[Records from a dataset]
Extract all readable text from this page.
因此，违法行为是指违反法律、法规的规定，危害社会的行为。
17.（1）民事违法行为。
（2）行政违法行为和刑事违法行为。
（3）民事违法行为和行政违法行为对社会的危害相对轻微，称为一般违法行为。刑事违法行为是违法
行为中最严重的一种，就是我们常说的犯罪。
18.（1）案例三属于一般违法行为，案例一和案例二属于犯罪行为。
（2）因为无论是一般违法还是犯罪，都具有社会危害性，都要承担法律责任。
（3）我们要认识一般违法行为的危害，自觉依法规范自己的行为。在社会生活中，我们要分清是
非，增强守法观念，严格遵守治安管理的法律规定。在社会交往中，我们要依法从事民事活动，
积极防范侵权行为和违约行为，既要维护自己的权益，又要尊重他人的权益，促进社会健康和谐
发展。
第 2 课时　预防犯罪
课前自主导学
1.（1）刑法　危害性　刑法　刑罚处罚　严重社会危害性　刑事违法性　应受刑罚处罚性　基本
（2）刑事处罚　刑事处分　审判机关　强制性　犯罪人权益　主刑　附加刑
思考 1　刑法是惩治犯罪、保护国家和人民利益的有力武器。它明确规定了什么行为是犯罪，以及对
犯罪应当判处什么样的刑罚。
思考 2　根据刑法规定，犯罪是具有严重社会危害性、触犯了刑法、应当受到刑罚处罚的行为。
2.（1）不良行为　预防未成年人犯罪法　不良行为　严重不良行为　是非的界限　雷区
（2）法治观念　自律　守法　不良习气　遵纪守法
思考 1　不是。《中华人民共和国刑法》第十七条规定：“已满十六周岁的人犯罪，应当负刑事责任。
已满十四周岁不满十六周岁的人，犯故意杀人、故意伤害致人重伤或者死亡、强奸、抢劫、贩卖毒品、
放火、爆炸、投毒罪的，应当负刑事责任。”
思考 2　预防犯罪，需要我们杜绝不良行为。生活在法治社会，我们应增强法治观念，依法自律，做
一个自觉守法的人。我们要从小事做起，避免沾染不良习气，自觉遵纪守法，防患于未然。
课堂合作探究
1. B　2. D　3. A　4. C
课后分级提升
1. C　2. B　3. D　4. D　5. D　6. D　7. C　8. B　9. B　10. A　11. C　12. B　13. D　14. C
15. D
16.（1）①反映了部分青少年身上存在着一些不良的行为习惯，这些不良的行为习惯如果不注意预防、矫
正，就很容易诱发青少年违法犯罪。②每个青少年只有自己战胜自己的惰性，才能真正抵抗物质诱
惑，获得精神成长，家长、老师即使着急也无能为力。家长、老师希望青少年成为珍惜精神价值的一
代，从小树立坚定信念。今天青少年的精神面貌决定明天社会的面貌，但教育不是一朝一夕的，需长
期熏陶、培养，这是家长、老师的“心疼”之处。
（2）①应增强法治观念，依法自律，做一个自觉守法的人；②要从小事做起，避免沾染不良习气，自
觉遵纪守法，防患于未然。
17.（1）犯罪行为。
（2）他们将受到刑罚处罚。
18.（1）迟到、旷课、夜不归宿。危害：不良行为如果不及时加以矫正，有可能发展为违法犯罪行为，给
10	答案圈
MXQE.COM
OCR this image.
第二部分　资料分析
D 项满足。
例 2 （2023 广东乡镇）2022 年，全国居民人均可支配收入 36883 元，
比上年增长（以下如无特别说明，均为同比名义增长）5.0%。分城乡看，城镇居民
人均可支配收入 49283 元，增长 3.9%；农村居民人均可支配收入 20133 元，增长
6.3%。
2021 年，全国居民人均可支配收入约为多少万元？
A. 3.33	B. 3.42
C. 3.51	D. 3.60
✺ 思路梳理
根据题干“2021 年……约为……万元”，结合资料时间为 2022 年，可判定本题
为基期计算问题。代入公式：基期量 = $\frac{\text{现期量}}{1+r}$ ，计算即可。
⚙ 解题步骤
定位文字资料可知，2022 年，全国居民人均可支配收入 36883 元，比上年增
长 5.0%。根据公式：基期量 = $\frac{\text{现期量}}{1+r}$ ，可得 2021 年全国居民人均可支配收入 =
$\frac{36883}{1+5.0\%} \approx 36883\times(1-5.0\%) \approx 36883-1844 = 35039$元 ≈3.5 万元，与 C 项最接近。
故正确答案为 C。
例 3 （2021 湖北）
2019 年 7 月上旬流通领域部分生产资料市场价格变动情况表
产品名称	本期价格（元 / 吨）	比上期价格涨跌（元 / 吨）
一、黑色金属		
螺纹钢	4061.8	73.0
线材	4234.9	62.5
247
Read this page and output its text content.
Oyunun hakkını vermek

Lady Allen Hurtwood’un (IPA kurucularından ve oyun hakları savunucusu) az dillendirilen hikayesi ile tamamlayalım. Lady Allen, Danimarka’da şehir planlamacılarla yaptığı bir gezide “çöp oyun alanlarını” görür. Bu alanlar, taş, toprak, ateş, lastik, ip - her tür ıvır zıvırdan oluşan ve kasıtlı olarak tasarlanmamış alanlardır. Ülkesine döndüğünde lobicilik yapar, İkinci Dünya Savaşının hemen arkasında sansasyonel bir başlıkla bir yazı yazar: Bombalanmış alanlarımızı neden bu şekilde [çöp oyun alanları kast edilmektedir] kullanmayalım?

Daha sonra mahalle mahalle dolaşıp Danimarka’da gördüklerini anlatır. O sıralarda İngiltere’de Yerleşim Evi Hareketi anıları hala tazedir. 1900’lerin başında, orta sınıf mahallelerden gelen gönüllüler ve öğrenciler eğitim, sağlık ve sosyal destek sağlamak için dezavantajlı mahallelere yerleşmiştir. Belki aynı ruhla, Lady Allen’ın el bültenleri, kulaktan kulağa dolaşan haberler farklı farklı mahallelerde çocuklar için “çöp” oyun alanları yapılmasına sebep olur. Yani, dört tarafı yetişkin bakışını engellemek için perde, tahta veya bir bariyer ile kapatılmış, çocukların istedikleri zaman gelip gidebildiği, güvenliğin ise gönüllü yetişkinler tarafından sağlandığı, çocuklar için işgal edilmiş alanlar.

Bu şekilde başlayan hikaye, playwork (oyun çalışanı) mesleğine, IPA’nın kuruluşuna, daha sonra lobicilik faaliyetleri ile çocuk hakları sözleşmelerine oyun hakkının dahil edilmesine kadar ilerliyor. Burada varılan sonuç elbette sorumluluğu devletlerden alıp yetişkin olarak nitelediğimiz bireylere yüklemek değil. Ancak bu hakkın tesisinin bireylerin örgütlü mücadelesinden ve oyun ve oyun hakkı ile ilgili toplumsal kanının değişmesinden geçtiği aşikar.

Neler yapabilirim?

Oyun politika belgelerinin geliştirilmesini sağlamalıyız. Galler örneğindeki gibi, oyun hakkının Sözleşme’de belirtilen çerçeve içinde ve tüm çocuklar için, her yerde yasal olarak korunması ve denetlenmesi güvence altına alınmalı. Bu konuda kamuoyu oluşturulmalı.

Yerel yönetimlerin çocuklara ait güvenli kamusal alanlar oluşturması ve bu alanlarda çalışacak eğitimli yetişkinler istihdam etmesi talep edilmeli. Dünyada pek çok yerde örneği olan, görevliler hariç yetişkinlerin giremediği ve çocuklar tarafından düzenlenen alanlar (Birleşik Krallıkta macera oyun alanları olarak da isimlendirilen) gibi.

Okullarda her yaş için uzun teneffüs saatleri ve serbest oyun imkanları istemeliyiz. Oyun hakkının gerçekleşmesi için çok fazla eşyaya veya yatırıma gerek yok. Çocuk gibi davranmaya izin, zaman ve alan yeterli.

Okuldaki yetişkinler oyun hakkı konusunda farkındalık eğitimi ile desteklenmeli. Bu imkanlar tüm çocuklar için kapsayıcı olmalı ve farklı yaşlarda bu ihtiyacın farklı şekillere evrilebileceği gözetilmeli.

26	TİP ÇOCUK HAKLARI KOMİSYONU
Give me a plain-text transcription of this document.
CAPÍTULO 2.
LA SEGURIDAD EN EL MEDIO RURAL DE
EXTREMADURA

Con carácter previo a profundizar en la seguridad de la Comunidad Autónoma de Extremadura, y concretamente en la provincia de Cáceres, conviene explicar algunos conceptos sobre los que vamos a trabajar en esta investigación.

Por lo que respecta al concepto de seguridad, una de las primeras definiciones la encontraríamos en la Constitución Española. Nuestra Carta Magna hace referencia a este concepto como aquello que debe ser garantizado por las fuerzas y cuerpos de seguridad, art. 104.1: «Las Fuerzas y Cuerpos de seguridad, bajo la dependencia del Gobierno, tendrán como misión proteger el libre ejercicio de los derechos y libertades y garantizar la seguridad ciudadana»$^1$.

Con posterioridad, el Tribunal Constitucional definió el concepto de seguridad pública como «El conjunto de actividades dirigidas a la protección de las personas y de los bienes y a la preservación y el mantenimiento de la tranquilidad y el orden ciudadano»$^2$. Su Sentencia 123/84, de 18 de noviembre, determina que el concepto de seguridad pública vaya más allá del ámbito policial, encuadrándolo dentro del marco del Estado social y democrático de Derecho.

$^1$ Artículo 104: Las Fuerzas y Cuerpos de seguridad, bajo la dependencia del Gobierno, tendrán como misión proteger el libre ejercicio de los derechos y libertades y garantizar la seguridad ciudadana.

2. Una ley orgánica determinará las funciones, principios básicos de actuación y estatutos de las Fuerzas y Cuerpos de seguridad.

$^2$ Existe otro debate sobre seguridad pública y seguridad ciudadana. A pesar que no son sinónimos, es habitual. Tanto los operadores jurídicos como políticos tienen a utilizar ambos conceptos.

Given instruction:
Of the lines in the data above, how many contain the word "this"? Give only that figure.

The completed task:
4